## EXERCISE
From the entries that follow, gather each line holding the word "JSON".

Collection entries
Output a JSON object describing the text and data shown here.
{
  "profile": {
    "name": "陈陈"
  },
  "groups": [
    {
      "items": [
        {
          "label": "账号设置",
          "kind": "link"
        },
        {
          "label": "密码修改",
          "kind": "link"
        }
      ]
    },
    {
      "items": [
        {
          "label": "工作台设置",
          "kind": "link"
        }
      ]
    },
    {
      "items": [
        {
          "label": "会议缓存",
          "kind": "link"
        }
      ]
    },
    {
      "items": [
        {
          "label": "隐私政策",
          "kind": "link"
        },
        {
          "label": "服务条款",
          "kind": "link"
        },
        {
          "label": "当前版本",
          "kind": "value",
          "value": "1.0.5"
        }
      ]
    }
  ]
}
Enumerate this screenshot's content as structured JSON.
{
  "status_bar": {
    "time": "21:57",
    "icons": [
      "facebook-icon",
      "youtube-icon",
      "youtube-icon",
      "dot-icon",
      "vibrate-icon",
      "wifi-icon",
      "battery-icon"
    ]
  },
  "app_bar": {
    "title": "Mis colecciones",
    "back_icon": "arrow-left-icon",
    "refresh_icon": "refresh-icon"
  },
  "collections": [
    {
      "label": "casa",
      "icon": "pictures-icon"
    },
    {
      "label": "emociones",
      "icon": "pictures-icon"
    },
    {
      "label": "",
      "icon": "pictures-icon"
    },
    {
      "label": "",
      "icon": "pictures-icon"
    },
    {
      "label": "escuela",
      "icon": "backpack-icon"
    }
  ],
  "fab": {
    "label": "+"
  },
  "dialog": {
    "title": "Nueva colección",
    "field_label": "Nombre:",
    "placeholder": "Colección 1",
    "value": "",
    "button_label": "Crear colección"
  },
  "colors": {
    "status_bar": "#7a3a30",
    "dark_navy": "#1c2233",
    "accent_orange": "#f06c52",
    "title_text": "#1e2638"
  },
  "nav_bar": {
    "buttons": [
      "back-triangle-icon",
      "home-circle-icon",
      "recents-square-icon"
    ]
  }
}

## OUTPUT BELOW
Output a JSON object describing the text and data shown here.
Enumerate this screenshot's content as structured JSON.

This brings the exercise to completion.